- **Goal**
Your task is to copy every line of the entries that contains "image".
********************
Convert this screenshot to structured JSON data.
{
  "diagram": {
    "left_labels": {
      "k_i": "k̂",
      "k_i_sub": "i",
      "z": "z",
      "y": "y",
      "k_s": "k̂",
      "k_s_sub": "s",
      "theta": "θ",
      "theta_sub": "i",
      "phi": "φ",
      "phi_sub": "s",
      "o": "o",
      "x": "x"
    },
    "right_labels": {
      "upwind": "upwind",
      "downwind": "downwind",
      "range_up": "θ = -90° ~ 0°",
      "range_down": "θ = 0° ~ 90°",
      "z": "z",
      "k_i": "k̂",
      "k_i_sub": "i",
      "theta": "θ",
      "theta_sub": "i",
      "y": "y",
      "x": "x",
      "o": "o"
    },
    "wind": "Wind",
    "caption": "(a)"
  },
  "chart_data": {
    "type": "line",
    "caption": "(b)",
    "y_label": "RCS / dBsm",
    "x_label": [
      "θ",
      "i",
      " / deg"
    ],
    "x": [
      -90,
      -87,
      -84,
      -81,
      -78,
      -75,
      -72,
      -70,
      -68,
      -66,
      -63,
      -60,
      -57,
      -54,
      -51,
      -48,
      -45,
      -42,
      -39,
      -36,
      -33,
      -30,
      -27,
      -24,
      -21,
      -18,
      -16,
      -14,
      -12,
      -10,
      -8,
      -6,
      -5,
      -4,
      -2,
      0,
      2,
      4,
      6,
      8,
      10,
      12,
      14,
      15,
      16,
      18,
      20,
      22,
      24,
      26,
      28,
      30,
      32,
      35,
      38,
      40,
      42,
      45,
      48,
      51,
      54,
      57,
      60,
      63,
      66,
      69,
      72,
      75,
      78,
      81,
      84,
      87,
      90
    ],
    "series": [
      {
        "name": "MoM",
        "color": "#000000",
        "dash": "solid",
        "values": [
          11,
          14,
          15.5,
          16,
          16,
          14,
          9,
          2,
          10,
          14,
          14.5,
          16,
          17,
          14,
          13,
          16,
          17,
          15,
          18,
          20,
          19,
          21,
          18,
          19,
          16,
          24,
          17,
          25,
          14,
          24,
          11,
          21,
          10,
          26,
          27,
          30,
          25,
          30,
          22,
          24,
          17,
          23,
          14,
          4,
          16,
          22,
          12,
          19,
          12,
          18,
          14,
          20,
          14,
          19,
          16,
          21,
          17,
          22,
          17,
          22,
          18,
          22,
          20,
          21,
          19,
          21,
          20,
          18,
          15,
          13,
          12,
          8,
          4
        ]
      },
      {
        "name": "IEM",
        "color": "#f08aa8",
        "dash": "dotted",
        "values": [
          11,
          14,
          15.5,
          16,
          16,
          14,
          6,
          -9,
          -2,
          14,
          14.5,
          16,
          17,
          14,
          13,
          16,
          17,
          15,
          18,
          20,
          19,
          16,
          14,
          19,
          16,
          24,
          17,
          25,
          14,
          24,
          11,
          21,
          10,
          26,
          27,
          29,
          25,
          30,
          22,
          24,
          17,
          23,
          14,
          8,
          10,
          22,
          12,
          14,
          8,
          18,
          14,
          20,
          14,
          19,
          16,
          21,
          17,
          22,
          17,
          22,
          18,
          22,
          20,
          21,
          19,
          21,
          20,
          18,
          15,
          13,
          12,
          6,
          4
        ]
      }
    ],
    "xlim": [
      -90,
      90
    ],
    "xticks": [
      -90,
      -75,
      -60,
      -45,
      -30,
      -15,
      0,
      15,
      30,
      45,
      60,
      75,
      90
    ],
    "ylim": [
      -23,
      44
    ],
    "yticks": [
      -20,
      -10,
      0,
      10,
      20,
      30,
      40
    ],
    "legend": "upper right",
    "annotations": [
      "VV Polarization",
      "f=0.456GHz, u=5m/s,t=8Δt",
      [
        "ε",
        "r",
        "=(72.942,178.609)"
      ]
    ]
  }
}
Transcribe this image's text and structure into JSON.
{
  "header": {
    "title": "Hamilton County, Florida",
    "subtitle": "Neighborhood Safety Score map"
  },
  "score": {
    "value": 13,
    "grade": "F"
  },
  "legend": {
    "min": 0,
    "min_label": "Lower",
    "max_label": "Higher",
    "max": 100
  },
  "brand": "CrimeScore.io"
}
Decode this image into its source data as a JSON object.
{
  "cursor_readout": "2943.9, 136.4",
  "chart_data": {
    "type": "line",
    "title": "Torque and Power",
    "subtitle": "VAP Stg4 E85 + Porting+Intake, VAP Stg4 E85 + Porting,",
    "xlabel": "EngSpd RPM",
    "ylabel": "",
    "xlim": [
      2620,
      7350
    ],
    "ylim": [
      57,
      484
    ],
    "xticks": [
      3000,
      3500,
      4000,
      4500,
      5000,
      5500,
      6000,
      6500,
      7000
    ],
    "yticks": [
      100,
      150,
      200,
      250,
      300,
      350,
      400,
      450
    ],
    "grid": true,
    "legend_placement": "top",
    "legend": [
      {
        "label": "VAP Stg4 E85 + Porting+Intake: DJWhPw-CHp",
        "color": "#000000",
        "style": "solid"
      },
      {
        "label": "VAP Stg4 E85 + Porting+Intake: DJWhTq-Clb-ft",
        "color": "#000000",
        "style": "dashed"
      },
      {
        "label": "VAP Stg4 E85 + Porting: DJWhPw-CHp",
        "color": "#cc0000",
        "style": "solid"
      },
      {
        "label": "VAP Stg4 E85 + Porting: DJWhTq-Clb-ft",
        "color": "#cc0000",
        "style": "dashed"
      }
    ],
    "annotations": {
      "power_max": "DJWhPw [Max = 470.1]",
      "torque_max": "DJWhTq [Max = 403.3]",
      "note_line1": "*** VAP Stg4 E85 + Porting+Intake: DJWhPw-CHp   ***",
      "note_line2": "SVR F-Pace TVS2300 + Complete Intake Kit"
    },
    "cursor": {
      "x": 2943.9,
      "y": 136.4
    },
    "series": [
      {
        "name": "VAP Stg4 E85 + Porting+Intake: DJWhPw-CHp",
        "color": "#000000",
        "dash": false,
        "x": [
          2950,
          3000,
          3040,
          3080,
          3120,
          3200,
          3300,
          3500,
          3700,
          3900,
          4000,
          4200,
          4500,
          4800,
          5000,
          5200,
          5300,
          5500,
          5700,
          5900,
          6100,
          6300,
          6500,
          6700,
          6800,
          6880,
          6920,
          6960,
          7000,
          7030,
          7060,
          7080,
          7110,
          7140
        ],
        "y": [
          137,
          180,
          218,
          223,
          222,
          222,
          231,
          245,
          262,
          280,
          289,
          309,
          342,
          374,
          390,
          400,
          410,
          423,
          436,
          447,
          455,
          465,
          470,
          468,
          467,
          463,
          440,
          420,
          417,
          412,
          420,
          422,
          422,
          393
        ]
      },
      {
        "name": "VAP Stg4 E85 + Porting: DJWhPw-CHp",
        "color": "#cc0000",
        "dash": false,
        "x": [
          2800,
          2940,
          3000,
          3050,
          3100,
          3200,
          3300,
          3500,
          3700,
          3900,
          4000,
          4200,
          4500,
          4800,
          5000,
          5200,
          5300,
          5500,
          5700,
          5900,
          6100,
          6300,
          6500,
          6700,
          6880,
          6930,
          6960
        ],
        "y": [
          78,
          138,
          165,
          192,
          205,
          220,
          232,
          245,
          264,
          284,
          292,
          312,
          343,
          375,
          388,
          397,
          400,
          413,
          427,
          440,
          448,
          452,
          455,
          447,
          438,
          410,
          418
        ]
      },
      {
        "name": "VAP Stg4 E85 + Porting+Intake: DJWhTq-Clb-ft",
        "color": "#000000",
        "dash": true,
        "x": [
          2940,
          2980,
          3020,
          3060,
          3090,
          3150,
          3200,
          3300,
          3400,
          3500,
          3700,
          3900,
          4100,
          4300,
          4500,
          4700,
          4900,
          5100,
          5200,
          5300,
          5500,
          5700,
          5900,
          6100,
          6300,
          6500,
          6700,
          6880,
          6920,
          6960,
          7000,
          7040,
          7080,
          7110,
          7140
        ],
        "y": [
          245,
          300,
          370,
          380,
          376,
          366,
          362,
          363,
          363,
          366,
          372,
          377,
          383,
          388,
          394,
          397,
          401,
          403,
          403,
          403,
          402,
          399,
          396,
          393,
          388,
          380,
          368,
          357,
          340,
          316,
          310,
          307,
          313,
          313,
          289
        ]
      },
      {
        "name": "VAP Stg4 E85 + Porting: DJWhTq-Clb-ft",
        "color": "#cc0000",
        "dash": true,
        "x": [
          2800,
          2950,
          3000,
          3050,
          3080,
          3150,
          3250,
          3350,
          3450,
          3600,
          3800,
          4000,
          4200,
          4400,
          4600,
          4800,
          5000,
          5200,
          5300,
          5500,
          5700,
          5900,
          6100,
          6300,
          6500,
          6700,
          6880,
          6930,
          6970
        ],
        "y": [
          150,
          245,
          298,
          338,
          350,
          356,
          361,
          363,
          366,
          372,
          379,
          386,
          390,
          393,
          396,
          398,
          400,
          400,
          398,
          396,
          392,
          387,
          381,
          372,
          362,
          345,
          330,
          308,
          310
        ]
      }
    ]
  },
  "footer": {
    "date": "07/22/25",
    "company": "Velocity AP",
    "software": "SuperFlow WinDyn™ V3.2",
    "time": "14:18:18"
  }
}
********************
- **Response for this exercise**
Transcribe this image's text and structure into JSON.
Decode this image into its source data as a JSON object.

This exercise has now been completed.